## Start PROVIDED RECORDS

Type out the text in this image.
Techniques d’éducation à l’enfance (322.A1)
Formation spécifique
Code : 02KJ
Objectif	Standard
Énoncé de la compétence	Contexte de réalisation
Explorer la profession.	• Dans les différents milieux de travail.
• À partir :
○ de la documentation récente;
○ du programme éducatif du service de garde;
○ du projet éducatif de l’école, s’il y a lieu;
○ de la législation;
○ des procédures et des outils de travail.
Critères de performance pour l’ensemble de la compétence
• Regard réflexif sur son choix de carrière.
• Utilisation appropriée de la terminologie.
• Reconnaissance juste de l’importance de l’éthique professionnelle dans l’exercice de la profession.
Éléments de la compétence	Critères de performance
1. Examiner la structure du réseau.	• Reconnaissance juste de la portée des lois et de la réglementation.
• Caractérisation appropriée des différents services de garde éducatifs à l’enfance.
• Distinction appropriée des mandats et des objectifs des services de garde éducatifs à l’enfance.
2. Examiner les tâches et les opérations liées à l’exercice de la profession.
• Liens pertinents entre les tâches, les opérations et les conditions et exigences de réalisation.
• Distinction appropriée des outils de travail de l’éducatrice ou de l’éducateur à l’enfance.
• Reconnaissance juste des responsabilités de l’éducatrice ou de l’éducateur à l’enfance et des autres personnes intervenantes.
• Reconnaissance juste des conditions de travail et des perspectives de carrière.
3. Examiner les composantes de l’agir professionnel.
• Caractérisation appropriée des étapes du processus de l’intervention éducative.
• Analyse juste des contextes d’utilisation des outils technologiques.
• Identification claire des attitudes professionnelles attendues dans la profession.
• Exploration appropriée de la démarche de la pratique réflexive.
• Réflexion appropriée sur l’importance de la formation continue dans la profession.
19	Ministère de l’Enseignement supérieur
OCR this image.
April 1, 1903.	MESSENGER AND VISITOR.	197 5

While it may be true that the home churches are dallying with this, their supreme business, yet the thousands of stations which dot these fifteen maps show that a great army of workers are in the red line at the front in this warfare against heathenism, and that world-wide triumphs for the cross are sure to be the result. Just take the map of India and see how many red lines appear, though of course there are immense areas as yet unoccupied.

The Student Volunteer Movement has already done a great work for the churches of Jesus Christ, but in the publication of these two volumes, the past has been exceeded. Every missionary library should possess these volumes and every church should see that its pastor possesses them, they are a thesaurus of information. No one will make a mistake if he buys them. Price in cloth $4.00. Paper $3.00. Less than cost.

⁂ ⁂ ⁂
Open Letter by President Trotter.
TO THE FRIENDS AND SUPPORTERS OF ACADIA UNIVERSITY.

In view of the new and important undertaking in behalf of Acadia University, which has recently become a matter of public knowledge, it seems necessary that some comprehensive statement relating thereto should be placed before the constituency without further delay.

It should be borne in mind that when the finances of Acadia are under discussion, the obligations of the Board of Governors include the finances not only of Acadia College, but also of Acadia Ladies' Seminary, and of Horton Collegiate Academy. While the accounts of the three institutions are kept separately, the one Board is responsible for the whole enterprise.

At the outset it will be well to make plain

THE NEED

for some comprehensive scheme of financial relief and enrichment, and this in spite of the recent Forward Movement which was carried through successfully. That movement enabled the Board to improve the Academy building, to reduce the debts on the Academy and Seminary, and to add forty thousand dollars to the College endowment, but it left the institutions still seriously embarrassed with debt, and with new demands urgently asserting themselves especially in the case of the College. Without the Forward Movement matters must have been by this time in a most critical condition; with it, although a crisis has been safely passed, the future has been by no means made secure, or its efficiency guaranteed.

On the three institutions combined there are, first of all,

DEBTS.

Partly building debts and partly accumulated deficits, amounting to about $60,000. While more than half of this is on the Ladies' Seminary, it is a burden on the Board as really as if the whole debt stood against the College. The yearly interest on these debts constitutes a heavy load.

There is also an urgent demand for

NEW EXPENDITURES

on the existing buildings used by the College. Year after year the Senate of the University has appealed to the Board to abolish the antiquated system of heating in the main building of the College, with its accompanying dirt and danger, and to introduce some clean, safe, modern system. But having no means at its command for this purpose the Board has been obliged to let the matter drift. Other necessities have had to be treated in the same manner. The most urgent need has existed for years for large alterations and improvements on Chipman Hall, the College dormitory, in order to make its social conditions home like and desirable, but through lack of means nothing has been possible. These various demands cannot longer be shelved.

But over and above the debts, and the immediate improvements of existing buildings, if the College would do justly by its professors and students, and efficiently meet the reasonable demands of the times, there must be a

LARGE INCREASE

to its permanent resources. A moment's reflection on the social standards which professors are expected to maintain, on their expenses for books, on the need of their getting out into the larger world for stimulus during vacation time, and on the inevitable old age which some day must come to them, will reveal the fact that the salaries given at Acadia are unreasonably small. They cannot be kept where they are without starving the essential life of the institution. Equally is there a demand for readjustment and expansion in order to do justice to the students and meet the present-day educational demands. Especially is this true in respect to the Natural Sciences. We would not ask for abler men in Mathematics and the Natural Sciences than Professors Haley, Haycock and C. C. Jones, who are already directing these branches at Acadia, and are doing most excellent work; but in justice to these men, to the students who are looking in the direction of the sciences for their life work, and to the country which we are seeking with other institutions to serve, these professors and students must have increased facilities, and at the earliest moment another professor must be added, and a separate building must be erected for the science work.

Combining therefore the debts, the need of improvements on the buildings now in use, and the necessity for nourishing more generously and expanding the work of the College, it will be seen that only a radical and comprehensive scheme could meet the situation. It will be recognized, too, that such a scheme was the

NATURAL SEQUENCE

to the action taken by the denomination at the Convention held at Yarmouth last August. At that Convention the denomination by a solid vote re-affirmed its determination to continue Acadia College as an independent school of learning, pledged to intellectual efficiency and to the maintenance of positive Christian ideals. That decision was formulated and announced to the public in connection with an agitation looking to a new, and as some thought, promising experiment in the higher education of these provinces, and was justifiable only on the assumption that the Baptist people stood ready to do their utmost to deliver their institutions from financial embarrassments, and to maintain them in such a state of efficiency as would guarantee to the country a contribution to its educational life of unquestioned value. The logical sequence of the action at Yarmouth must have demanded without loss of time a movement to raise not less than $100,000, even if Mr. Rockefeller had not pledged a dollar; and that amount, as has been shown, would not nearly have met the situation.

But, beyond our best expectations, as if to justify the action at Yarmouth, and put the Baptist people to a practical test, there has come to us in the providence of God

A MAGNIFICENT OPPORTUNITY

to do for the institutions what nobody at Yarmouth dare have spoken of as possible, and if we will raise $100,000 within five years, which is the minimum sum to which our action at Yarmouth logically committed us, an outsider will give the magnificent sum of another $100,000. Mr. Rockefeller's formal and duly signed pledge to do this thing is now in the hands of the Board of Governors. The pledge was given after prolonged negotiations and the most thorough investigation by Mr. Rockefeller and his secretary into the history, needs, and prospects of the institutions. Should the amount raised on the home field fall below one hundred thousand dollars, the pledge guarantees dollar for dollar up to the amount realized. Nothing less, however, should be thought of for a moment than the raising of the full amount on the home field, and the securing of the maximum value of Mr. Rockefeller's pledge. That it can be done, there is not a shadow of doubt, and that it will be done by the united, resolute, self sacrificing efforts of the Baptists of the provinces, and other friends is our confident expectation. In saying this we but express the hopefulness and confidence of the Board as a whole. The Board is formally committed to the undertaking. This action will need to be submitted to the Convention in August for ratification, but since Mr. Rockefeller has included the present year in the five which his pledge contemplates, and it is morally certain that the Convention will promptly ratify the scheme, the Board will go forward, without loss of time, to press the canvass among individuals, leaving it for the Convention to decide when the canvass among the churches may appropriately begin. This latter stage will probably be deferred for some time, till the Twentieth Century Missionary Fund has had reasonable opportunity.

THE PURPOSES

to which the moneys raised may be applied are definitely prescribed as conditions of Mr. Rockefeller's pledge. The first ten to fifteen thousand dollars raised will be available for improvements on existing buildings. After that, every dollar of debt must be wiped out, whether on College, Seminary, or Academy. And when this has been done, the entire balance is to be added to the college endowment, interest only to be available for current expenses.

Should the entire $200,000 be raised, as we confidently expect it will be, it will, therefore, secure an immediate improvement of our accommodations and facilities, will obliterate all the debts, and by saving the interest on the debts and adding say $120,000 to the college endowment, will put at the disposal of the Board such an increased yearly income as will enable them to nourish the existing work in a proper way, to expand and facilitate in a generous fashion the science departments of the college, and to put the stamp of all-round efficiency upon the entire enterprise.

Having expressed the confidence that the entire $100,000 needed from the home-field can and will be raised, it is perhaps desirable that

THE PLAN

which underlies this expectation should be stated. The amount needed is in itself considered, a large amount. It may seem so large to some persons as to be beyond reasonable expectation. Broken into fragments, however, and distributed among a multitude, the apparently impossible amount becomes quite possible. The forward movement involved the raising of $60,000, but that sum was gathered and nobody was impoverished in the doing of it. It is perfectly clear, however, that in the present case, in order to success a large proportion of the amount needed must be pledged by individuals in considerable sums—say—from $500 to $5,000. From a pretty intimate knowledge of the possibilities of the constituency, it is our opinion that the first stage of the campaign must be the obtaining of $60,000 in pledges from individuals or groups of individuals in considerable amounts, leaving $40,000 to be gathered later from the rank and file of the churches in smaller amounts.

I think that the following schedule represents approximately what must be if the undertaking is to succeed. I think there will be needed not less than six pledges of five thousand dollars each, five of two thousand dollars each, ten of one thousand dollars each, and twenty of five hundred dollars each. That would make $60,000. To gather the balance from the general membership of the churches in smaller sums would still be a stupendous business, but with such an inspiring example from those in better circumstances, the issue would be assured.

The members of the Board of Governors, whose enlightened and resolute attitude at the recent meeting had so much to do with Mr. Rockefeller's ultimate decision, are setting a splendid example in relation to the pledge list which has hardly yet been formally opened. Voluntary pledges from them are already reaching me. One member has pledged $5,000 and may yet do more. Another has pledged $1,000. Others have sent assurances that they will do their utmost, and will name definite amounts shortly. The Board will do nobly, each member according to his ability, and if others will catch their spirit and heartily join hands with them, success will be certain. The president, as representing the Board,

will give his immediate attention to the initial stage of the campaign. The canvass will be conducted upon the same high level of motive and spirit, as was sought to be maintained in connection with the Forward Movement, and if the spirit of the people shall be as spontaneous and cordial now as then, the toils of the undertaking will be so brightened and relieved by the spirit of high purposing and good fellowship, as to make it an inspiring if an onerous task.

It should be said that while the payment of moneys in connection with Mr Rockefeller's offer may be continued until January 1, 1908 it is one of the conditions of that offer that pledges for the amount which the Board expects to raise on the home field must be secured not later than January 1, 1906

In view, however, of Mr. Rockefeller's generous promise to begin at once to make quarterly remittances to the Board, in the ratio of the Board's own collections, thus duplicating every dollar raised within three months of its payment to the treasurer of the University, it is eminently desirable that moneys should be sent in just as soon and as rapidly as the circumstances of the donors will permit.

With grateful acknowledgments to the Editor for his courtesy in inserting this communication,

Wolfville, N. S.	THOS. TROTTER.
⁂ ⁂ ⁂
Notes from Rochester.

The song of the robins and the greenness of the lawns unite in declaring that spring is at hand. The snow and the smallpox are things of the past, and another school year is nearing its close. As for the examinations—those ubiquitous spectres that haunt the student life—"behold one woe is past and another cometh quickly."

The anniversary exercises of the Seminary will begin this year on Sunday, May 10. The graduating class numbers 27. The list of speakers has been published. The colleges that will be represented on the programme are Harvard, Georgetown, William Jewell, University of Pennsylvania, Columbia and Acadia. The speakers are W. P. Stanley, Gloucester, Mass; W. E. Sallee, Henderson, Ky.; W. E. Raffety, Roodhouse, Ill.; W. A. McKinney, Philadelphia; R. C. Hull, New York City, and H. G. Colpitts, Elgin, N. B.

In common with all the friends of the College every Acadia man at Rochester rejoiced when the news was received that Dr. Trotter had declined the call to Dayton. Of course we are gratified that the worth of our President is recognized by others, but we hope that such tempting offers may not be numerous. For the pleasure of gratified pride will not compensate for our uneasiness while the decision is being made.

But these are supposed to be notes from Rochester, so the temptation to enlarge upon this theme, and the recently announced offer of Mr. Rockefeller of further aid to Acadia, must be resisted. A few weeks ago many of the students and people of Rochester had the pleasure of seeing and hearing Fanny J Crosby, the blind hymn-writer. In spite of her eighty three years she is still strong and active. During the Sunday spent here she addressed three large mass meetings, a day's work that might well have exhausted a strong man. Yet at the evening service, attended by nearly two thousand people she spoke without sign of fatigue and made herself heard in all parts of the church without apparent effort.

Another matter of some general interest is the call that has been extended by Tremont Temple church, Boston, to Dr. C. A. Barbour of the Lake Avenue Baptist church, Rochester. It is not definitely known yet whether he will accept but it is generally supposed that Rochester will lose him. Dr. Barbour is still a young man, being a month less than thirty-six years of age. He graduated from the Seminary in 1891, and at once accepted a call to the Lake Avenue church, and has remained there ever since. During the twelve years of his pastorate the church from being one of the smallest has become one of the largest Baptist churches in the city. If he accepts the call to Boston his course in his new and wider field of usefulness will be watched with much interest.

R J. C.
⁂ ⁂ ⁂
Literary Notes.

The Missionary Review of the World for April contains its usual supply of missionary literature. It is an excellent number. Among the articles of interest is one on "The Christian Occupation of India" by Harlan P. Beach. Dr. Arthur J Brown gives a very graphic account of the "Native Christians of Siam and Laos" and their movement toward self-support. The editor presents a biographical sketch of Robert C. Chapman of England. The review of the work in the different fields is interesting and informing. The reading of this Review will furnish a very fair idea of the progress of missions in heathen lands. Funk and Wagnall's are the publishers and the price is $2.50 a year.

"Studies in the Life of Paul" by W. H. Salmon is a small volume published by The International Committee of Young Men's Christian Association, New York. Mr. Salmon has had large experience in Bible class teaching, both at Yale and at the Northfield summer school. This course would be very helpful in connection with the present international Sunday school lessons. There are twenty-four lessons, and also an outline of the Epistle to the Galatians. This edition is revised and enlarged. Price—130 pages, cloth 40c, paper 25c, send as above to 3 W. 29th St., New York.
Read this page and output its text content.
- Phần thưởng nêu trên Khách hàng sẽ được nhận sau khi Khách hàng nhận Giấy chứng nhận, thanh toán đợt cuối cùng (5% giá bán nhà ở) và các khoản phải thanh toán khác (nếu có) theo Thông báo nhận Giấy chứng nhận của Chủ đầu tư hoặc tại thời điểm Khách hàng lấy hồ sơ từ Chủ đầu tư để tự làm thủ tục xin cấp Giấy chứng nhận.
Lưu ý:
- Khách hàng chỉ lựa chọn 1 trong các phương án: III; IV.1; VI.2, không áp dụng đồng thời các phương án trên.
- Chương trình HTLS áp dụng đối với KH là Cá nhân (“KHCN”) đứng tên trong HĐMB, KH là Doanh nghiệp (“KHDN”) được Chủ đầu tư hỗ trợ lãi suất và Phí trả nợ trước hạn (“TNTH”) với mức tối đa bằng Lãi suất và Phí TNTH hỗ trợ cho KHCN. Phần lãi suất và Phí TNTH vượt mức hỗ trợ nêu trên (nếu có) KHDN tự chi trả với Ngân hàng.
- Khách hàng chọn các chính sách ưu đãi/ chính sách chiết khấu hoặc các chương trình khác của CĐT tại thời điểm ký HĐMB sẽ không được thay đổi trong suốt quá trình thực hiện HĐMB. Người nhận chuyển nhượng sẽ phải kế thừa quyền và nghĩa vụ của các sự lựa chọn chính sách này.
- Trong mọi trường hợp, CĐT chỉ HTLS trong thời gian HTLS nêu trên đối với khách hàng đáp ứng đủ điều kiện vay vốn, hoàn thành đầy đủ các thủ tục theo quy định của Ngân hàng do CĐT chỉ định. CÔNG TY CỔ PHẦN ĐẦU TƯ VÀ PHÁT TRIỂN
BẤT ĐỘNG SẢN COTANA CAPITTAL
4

## End PROVIDED RECORDS

Identify and copy the lines holding the word "Examiner".

_TASK ANSWER:_
1. Examiner la structure du réseau.	• Reconnaissance juste de la portée des lois et de la réglementation.
2. Examiner les tâches et les opérations liées à l’exercice de la profession.
3. Examiner les composantes de l’agir professionnel.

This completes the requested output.